Start of PROVIDED INFORMATION
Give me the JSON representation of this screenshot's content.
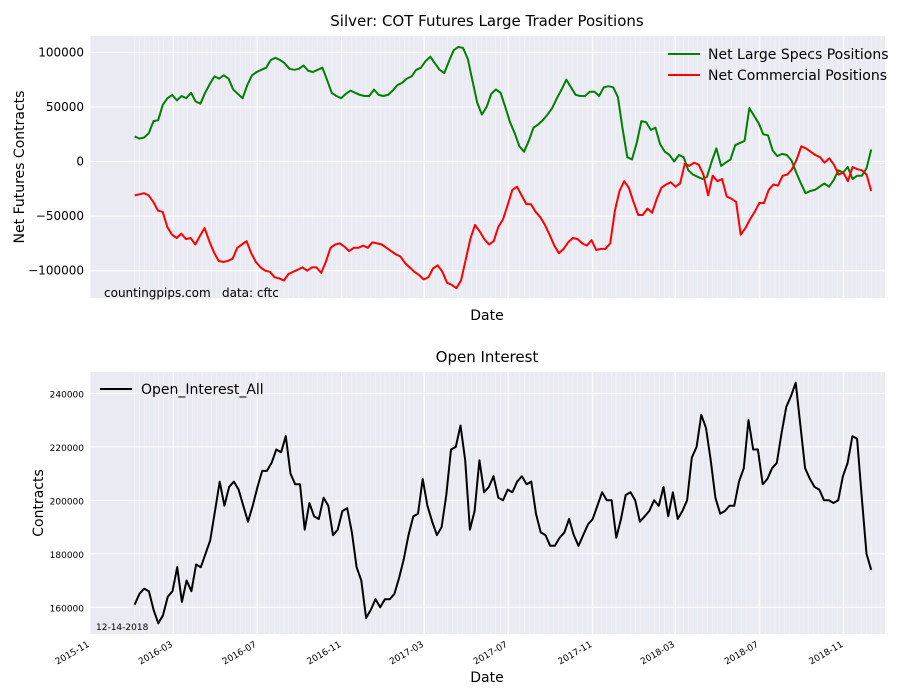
{
  "chart_data": [
    {
      "type": "line",
      "title": "Silver: COT Futures Large Trader Positions",
      "xlabel": "Date",
      "ylabel": "Net Futures Contracts",
      "x_range": [
        "2015-11-01",
        "2018-12-31"
      ],
      "ylim": [
        -125000,
        115000
      ],
      "y_ticks": [
        -100000,
        -50000,
        0,
        50000,
        100000
      ],
      "y_tick_labels": [
        "−100000",
        "−50000",
        "0",
        "50000",
        "100000"
      ],
      "grid": true,
      "legend": "top-right",
      "annotations": [
        "countingpips.com",
        "data: cftc"
      ],
      "series": [
        {
          "name": "Net Large Specs Positions",
          "color": "#008000",
          "values": [
            23000,
            21000,
            22000,
            26000,
            37000,
            38000,
            52000,
            58000,
            61000,
            56000,
            60000,
            58000,
            63000,
            55000,
            53000,
            63000,
            71000,
            78000,
            76000,
            79000,
            76000,
            66000,
            62000,
            58000,
            70000,
            79000,
            82000,
            84000,
            86000,
            93000,
            95000,
            93000,
            90000,
            85000,
            84000,
            85000,
            88000,
            83000,
            82000,
            84000,
            86000,
            75000,
            63000,
            60000,
            58000,
            62000,
            65000,
            63000,
            61000,
            60000,
            60000,
            66000,
            61000,
            60000,
            61000,
            65000,
            70000,
            72000,
            76000,
            78000,
            84000,
            86000,
            92000,
            96000,
            90000,
            84000,
            81000,
            92000,
            102000,
            105000,
            104000,
            94000,
            74000,
            54000,
            43000,
            50000,
            62000,
            66000,
            63000,
            50000,
            36000,
            26000,
            14000,
            9000,
            19000,
            31000,
            34000,
            38000,
            43000,
            49000,
            58000,
            66000,
            75000,
            68000,
            61000,
            60000,
            60000,
            64000,
            64000,
            60000,
            68000,
            69000,
            68000,
            59000,
            30000,
            4000,
            2000,
            17000,
            37000,
            36000,
            29000,
            31000,
            16000,
            9000,
            6000,
            0,
            6000,
            4000,
            -8000,
            -12000,
            -14000,
            -16000,
            -14000,
            0,
            12000,
            -4000,
            -1000,
            2000,
            15000,
            17000,
            19000,
            49000,
            42000,
            35000,
            25000,
            24000,
            10000,
            5000,
            7000,
            6000,
            1000,
            -10000,
            -20000,
            -29000,
            -27000,
            -26000,
            -23000,
            -20000,
            -23000,
            -17000,
            -8000,
            -10000,
            -5000,
            -16000,
            -13000,
            -13000,
            -6000,
            11000
          ]
        },
        {
          "name": "Net Commercial Positions",
          "color": "#ff0000",
          "values": [
            -31000,
            -30000,
            -29000,
            -31000,
            -37000,
            -45000,
            -46000,
            -60000,
            -67000,
            -70000,
            -66000,
            -71000,
            -70000,
            -76000,
            -68000,
            -61000,
            -73000,
            -83000,
            -91000,
            -92000,
            -91000,
            -89000,
            -79000,
            -76000,
            -73000,
            -84000,
            -92000,
            -97000,
            -100000,
            -101000,
            -106000,
            -107000,
            -109000,
            -103000,
            -101000,
            -99000,
            -97000,
            -100000,
            -97000,
            -97000,
            -102000,
            -92000,
            -79000,
            -76000,
            -75000,
            -78000,
            -82000,
            -79000,
            -79000,
            -77000,
            -79000,
            -74000,
            -75000,
            -76000,
            -79000,
            -82000,
            -85000,
            -87000,
            -93000,
            -97000,
            -101000,
            -104000,
            -108000,
            -106000,
            -98000,
            -95000,
            -101000,
            -111000,
            -113000,
            -116000,
            -109000,
            -90000,
            -71000,
            -58000,
            -64000,
            -71000,
            -76000,
            -73000,
            -60000,
            -53000,
            -40000,
            -26000,
            -23000,
            -31000,
            -39000,
            -39000,
            -46000,
            -51000,
            -58000,
            -67000,
            -77000,
            -84000,
            -80000,
            -74000,
            -70000,
            -71000,
            -75000,
            -77000,
            -72000,
            -81000,
            -80000,
            -80000,
            -75000,
            -45000,
            -27000,
            -18000,
            -24000,
            -37000,
            -49000,
            -49000,
            -43000,
            -47000,
            -34000,
            -24000,
            -21000,
            -19000,
            -23000,
            -20000,
            -2000,
            -4000,
            -1000,
            -3000,
            -12000,
            -31000,
            -13000,
            -18000,
            -16000,
            -32000,
            -34000,
            -37000,
            -67000,
            -61000,
            -53000,
            -46000,
            -38000,
            -38000,
            -26000,
            -21000,
            -22000,
            -13000,
            -12000,
            -7000,
            2000,
            14000,
            12000,
            9000,
            6000,
            4000,
            -1000,
            3000,
            -3000,
            -12000,
            -10000,
            -18000,
            -5000,
            -7000,
            -8000,
            -12000,
            -27000
          ]
        }
      ]
    },
    {
      "type": "line",
      "title": "Open Interest",
      "xlabel": "Date",
      "ylabel": "Contracts",
      "x_range": [
        "2015-11-01",
        "2018-12-31"
      ],
      "ylim": [
        150000,
        248000
      ],
      "y_ticks": [
        160000,
        180000,
        200000,
        220000,
        240000
      ],
      "y_tick_labels": [
        "160000",
        "180000",
        "200000",
        "220000",
        "240000"
      ],
      "grid": true,
      "legend": "top-left",
      "annotations": [
        "12-14-2018"
      ],
      "series": [
        {
          "name": "Open_Interest_All",
          "color": "#000000",
          "values": [
            161000,
            165000,
            167000,
            166000,
            159000,
            154000,
            157000,
            164000,
            166000,
            175000,
            162000,
            170000,
            166000,
            176000,
            175000,
            180000,
            185000,
            196000,
            207000,
            198000,
            205000,
            207000,
            204000,
            198000,
            192000,
            198000,
            205000,
            211000,
            211000,
            214000,
            219000,
            218000,
            224000,
            210000,
            206000,
            206000,
            189000,
            199000,
            194000,
            193000,
            201000,
            198000,
            187000,
            189000,
            196000,
            197000,
            188000,
            175000,
            170000,
            156000,
            159000,
            163000,
            160000,
            163000,
            163000,
            165000,
            171000,
            178000,
            187000,
            194000,
            195000,
            208000,
            198000,
            192000,
            187000,
            190000,
            202000,
            219000,
            220000,
            228000,
            215000,
            189000,
            196000,
            215000,
            203000,
            205000,
            209000,
            201000,
            200000,
            204000,
            203000,
            207000,
            209000,
            206000,
            207000,
            195000,
            188000,
            187000,
            183000,
            183000,
            186000,
            188000,
            193000,
            187000,
            183000,
            187000,
            191000,
            193000,
            198000,
            203000,
            200000,
            200000,
            186000,
            193000,
            202000,
            203000,
            200000,
            192000,
            194000,
            196000,
            200000,
            198000,
            205000,
            194000,
            203000,
            193000,
            196000,
            200000,
            216000,
            220000,
            232000,
            227000,
            215000,
            201000,
            195000,
            196000,
            198000,
            198000,
            207000,
            212000,
            230000,
            219000,
            219000,
            206000,
            208000,
            212000,
            214000,
            225000,
            235000,
            239000,
            244000,
            228000,
            212000,
            208000,
            205000,
            204000,
            200000,
            200000,
            199000,
            200000,
            209000,
            214000,
            224000,
            223000,
            201000,
            180000,
            174000
          ]
        }
      ]
    }
  ],
  "x_ticks": [
    {
      "label": "2015-11",
      "date": "2015-11-01"
    },
    {
      "label": "2016-03",
      "date": "2016-03-01"
    },
    {
      "label": "2016-07",
      "date": "2016-07-01"
    },
    {
      "label": "2016-11",
      "date": "2016-11-01"
    },
    {
      "label": "2017-03",
      "date": "2017-03-01"
    },
    {
      "label": "2017-07",
      "date": "2017-07-01"
    },
    {
      "label": "2017-11",
      "date": "2017-11-01"
    },
    {
      "label": "2018-03",
      "date": "2018-03-01"
    },
    {
      "label": "2018-07",
      "date": "2018-07-01"
    },
    {
      "label": "2018-11",
      "date": "2018-11-01"
    }
  ],
  "series_start_date": "2016-01-05",
  "series_end_date": "2018-12-11",
  "colors": {
    "plot_background": "#eaeaf2",
    "grid": "#ffffff",
    "axis_text": "#000000"
  }
}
End of PROVIDED INFORMATION
# WHAT IS REQUIRED
Pull out all lines from the entries above in which the word "name" appears.

# TASK ANSWER
          "name": "Net Large Specs Positions",
          "name": "Net Commercial Positions",
          "name": "Open_Interest_All",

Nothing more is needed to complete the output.